Instructions for the task ▸
Which lines in the records below contain the word "grid"? Copy each one out.

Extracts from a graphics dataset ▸
========================

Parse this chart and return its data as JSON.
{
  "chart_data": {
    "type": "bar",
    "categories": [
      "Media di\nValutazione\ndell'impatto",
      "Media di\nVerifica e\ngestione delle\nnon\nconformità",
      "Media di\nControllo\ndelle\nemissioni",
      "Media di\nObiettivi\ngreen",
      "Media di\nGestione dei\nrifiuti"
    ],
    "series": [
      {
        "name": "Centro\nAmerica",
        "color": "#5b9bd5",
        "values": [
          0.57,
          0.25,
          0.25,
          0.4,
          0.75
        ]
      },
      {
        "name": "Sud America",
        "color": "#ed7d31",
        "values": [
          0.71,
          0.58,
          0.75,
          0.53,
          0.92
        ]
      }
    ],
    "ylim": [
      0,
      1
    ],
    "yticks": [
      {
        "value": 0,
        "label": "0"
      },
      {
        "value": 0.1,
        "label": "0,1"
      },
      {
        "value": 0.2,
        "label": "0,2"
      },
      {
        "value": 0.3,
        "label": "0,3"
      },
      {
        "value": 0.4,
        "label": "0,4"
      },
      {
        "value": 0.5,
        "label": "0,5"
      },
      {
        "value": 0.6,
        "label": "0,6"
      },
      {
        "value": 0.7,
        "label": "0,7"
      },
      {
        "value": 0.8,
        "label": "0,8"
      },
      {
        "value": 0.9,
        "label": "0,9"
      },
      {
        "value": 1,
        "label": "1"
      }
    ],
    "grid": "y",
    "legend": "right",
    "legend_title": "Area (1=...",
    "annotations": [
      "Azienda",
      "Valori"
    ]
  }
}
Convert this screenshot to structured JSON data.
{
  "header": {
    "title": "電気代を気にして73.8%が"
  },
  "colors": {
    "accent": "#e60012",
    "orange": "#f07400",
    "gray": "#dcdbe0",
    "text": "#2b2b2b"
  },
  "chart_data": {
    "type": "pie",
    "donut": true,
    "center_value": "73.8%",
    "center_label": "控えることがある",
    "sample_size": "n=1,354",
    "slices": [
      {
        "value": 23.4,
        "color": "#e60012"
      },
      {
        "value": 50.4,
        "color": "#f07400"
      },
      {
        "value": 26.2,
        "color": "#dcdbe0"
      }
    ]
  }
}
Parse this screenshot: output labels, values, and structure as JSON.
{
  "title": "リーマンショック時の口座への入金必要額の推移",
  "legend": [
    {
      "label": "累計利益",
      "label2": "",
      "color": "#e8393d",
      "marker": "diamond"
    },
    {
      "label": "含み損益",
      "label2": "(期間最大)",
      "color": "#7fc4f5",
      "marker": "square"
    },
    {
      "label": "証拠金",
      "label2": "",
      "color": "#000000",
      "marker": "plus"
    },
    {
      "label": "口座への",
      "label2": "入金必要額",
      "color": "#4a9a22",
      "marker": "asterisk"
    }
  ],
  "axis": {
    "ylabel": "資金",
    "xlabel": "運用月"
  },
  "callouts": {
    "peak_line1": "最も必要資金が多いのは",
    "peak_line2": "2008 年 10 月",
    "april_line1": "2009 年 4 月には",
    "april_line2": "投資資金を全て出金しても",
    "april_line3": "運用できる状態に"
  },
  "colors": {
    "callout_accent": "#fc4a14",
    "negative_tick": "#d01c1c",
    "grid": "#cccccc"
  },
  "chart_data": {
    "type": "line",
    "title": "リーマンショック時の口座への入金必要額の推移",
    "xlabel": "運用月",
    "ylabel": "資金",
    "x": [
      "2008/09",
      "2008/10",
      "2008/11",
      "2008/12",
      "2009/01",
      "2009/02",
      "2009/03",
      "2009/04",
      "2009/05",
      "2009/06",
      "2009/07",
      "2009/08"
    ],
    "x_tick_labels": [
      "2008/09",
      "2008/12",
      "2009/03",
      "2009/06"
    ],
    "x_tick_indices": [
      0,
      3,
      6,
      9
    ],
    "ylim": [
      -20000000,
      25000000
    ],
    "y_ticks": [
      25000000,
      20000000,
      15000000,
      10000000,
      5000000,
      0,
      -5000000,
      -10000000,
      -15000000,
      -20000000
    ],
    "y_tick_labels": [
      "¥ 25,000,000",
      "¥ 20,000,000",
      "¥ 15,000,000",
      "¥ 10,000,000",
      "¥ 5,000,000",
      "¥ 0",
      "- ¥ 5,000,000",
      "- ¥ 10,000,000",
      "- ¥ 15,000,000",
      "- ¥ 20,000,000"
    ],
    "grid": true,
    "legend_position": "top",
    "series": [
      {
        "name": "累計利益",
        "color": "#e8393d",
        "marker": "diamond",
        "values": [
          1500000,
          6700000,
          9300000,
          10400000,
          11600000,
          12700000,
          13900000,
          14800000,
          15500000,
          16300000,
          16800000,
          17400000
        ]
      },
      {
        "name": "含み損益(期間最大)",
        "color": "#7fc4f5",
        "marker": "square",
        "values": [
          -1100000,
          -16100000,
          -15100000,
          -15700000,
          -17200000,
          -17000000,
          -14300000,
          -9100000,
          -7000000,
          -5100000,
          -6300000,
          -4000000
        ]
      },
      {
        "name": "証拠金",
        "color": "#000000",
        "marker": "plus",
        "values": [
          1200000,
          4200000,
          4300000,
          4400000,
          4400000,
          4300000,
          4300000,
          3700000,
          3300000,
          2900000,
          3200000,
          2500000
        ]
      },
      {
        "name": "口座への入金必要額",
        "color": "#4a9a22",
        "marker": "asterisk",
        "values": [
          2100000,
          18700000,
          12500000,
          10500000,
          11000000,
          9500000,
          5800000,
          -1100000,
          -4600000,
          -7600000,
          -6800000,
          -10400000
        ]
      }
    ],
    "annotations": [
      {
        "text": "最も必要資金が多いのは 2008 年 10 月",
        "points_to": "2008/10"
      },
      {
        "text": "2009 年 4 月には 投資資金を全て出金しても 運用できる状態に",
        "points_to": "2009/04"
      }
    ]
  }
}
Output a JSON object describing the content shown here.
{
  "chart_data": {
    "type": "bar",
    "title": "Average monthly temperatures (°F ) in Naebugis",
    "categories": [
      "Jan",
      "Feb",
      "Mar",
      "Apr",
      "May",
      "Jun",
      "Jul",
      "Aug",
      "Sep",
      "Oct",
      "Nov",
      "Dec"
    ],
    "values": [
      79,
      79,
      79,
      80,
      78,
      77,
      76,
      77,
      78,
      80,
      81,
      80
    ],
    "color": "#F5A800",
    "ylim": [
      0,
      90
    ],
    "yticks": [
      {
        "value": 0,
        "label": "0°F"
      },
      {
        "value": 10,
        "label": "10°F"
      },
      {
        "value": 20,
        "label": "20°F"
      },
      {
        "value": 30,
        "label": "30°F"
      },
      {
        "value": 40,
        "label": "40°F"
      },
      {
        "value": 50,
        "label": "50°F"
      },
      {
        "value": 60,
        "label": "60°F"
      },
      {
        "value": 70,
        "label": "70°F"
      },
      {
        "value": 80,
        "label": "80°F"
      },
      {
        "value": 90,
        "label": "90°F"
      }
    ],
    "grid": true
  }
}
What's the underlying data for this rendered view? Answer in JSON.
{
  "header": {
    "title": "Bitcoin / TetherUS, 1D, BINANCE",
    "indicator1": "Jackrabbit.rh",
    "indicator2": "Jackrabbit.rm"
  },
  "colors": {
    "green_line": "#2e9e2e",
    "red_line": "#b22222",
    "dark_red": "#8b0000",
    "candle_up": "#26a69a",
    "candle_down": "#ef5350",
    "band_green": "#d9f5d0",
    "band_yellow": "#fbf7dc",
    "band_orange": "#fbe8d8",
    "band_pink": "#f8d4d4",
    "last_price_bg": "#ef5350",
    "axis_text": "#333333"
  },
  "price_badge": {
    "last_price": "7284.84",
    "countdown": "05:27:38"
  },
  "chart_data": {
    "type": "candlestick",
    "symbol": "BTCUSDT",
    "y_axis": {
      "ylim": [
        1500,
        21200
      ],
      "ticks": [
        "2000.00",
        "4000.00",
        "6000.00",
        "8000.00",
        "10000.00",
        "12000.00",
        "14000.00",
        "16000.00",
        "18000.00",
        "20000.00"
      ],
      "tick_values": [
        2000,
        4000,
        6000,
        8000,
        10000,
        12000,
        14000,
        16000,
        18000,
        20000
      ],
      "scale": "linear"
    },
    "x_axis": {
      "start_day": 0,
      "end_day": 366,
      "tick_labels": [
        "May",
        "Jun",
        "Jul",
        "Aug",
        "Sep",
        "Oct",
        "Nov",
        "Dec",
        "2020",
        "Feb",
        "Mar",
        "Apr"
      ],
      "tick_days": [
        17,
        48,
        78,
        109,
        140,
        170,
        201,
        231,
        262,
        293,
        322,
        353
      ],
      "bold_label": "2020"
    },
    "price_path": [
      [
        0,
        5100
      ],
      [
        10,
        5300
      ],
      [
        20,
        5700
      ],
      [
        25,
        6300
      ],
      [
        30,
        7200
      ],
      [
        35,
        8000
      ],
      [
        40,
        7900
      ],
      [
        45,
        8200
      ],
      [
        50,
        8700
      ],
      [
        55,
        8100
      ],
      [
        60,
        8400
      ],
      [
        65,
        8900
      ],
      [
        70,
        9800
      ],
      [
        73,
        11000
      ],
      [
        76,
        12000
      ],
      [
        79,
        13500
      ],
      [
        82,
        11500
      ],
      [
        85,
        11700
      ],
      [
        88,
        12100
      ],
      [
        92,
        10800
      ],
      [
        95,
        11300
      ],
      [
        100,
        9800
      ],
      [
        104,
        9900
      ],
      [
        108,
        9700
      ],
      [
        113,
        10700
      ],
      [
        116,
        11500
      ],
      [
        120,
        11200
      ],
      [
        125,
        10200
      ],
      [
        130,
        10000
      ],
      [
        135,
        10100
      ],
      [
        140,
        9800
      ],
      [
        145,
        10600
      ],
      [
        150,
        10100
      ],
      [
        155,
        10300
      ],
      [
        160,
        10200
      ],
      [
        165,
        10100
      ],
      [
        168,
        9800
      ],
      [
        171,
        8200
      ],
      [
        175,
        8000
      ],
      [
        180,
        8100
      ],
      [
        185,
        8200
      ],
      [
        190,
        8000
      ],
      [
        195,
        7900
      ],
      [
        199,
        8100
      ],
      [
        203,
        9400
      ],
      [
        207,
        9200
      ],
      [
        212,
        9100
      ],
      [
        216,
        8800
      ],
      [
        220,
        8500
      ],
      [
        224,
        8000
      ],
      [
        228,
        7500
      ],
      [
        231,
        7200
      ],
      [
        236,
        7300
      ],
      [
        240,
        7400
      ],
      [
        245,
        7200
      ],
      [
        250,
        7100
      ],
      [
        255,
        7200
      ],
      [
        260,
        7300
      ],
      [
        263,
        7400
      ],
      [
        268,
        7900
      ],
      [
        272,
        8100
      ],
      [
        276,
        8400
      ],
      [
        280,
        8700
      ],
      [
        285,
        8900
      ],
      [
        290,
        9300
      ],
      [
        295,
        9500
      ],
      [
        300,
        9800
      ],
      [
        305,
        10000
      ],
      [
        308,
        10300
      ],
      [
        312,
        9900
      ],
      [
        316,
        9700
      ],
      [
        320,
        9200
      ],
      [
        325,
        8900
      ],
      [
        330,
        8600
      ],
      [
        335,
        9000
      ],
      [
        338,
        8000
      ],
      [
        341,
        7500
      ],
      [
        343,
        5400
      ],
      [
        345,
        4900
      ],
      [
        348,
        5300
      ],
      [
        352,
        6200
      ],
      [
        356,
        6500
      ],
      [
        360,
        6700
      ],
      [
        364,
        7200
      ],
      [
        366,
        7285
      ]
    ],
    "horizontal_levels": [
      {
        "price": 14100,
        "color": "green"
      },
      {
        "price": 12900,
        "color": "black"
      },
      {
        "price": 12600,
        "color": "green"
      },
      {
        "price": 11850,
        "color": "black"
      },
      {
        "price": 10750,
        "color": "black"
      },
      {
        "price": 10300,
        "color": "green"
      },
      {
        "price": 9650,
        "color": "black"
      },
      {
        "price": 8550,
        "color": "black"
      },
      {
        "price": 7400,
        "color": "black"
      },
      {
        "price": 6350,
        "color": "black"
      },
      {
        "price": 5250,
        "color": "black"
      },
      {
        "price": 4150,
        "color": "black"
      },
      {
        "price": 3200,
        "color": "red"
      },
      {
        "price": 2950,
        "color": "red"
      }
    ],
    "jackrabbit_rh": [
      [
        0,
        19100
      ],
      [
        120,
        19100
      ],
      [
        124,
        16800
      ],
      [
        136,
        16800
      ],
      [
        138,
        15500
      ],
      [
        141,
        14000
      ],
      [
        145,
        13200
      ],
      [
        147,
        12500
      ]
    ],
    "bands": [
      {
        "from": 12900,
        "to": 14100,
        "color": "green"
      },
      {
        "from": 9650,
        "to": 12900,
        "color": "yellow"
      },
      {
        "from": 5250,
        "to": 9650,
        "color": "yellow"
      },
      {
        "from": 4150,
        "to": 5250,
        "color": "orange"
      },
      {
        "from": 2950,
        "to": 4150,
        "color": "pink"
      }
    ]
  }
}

========================

Correct output ▸
    "grid": "y",
    "grid": "#cccccc"
    "grid": true,
    "grid": true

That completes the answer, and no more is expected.